= What to work on =
Return the listing below in full, with every line exactly as it is.

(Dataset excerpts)

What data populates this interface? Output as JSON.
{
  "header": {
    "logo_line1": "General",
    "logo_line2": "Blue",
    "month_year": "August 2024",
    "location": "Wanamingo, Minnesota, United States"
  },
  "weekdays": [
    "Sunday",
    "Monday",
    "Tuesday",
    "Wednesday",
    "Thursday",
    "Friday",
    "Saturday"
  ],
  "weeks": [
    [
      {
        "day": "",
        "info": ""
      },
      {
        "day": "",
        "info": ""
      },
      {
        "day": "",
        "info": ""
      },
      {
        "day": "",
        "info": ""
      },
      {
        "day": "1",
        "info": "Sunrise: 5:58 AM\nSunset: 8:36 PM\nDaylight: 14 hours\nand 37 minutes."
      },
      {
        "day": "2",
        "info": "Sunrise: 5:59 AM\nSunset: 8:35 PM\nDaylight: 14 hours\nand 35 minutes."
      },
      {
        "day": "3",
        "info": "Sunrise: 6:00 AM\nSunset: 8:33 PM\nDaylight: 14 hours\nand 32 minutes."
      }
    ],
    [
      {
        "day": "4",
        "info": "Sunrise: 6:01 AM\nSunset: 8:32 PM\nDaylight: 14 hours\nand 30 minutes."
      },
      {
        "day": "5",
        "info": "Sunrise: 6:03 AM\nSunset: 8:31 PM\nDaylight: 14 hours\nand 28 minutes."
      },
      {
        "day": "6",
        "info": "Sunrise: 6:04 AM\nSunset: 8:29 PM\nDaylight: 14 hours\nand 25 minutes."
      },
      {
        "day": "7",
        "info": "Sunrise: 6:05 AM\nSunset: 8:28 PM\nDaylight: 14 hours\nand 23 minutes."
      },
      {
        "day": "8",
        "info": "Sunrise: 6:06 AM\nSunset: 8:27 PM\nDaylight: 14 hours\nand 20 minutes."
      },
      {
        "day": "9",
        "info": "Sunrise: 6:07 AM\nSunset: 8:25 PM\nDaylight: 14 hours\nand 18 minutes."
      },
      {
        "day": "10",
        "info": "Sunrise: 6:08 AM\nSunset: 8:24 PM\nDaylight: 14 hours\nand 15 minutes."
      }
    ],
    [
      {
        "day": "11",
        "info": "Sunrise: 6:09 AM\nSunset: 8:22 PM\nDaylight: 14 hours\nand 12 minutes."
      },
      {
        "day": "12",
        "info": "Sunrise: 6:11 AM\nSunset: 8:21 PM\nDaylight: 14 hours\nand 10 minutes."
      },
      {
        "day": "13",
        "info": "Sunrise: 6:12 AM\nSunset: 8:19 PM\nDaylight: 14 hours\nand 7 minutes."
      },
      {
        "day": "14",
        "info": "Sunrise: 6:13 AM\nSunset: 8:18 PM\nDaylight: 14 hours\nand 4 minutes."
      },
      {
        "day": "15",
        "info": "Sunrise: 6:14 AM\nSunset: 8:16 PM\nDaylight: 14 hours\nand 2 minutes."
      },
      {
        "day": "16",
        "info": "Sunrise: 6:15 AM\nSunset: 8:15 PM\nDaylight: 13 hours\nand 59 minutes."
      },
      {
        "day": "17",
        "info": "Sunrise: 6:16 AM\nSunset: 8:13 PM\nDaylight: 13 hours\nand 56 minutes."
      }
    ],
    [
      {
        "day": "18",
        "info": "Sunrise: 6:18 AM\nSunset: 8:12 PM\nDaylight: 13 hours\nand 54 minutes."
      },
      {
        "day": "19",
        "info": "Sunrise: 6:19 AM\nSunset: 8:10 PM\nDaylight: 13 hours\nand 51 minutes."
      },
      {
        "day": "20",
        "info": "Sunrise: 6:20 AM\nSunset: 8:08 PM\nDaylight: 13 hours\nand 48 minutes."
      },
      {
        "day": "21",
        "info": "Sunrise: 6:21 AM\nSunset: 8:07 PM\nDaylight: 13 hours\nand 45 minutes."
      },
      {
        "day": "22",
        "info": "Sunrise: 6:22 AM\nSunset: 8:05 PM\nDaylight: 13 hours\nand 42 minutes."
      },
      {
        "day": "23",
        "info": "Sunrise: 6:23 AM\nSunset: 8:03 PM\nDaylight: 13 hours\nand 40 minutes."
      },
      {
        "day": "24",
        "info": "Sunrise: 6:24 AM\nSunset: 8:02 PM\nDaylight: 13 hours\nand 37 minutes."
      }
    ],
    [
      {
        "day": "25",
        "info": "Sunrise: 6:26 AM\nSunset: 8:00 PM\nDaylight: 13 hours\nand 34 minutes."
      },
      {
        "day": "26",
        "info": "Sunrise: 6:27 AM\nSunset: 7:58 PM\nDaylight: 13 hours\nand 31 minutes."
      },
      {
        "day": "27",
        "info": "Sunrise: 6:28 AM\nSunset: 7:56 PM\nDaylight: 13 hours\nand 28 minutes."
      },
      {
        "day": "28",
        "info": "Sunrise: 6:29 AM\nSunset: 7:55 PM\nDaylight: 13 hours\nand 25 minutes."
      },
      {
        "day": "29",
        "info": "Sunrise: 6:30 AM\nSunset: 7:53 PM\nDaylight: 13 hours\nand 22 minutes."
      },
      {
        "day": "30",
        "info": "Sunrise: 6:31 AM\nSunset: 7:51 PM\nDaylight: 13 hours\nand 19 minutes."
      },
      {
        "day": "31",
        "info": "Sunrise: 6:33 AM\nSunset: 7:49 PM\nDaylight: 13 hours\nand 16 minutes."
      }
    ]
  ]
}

= Written reply =
What data populates this interface? Output as JSON.
{
  "header": {
    "logo_line1": "General",
    "logo_line2": "Blue",
    "month_year": "August 2024",
    "location": "Wanamingo, Minnesota, United States"
  },
  "weekdays": [
    "Sunday",
    "Monday",
    "Tuesday",
    "Wednesday",
    "Thursday",
    "Friday",
    "Saturday"
  ],
  "weeks": [
    [
      {
        "day": "",
        "info": ""
      },
      {
        "day": "",
        "info": ""
      },
      {
        "day": "",
        "info": ""
      },
      {
        "day": "",
        "info": ""
      },
      {
        "day": "1",
        "info": "Sunrise: 5:58 AM\nSunset: 8:36 PM\nDaylight: 14 hours\nand 37 minutes."
      },
      {
        "day": "2",
        "info": "Sunrise: 5:59 AM\nSunset: 8:35 PM\nDaylight: 14 hours\nand 35 minutes."
      },
      {
        "day": "3",
        "info": "Sunrise: 6:00 AM\nSunset: 8:33 PM\nDaylight: 14 hours\nand 32 minutes."
      }
    ],
    [
      {
        "day": "4",
        "info": "Sunrise: 6:01 AM\nSunset: 8:32 PM\nDaylight: 14 hours\nand 30 minutes."
      },
      {
        "day": "5",
        "info": "Sunrise: 6:03 AM\nSunset: 8:31 PM\nDaylight: 14 hours\nand 28 minutes."
      },
      {
        "day": "6",
        "info": "Sunrise: 6:04 AM\nSunset: 8:29 PM\nDaylight: 14 hours\nand 25 minutes."
      },
      {
        "day": "7",
        "info": "Sunrise: 6:05 AM\nSunset: 8:28 PM\nDaylight: 14 hours\nand 23 minutes."
      },
      {
        "day": "8",
        "info": "Sunrise: 6:06 AM\nSunset: 8:27 PM\nDaylight: 14 hours\nand 20 minutes."
      },
      {
        "day": "9",
        "info": "Sunrise: 6:07 AM\nSunset: 8:25 PM\nDaylight: 14 hours\nand 18 minutes."
      },
      {
        "day": "10",
        "info": "Sunrise: 6:08 AM\nSunset: 8:24 PM\nDaylight: 14 hours\nand 15 minutes."
      }
    ],
    [
      {
        "day": "11",
        "info": "Sunrise: 6:09 AM\nSunset: 8:22 PM\nDaylight: 14 hours\nand 12 minutes."
      },
      {
        "day": "12",
        "info": "Sunrise: 6:11 AM\nSunset: 8:21 PM\nDaylight: 14 hours\nand 10 minutes."
      },
      {
        "day": "13",
        "info": "Sunrise: 6:12 AM\nSunset: 8:19 PM\nDaylight: 14 hours\nand 7 minutes."
      },
      {
        "day": "14",
        "info": "Sunrise: 6:13 AM\nSunset: 8:18 PM\nDaylight: 14 hours\nand 4 minutes."
      },
      {
        "day": "15",
        "info": "Sunrise: 6:14 AM\nSunset: 8:16 PM\nDaylight: 14 hours\nand 2 minutes."
      },
      {
        "day": "16",
        "info": "Sunrise: 6:15 AM\nSunset: 8:15 PM\nDaylight: 13 hours\nand 59 minutes."
      },
      {
        "day": "17",
        "info": "Sunrise: 6:16 AM\nSunset: 8:13 PM\nDaylight: 13 hours\nand 56 minutes."
      }
    ],
    [
      {
        "day": "18",
        "info": "Sunrise: 6:18 AM\nSunset: 8:12 PM\nDaylight: 13 hours\nand 54 minutes."
      },
      {
        "day": "19",
        "info": "Sunrise: 6:19 AM\nSunset: 8:10 PM\nDaylight: 13 hours\nand 51 minutes."
      },
      {
        "day": "20",
        "info": "Sunrise: 6:20 AM\nSunset: 8:08 PM\nDaylight: 13 hours\nand 48 minutes."
      },
      {
        "day": "21",
        "info": "Sunrise: 6:21 AM\nSunset: 8:07 PM\nDaylight: 13 hours\nand 45 minutes."
      },
      {
        "day": "22",
        "info": "Sunrise: 6:22 AM\nSunset: 8:05 PM\nDaylight: 13 hours\nand 42 minutes."
      },
      {
        "day": "23",
        "info": "Sunrise: 6:23 AM\nSunset: 8:03 PM\nDaylight: 13 hours\nand 40 minutes."
      },
      {
        "day": "24",
        "info": "Sunrise: 6:24 AM\nSunset: 8:02 PM\nDaylight: 13 hours\nand 37 minutes."
      }
    ],
    [
      {
        "day": "25",
        "info": "Sunrise: 6:26 AM\nSunset: 8:00 PM\nDaylight: 13 hours\nand 34 minutes."
      },
      {
        "day": "26",
        "info": "Sunrise: 6:27 AM\nSunset: 7:58 PM\nDaylight: 13 hours\nand 31 minutes."
      },
      {
        "day": "27",
        "info": "Sunrise: 6:28 AM\nSunset: 7:56 PM\nDaylight: 13 hours\nand 28 minutes."
      },
      {
        "day": "28",
        "info": "Sunrise: 6:29 AM\nSunset: 7:55 PM\nDaylight: 13 hours\nand 25 minutes."
      },
      {
        "day": "29",
        "info": "Sunrise: 6:30 AM\nSunset: 7:53 PM\nDaylight: 13 hours\nand 22 minutes."
      },
      {
        "day": "30",
        "info": "Sunrise: 6:31 AM\nSunset: 7:51 PM\nDaylight: 13 hours\nand 19 minutes."
      },
      {
        "day": "31",
        "info": "Sunrise: 6:33 AM\nSunset: 7:49 PM\nDaylight: 13 hours\nand 16 minutes."
      }
    ]
  ]
}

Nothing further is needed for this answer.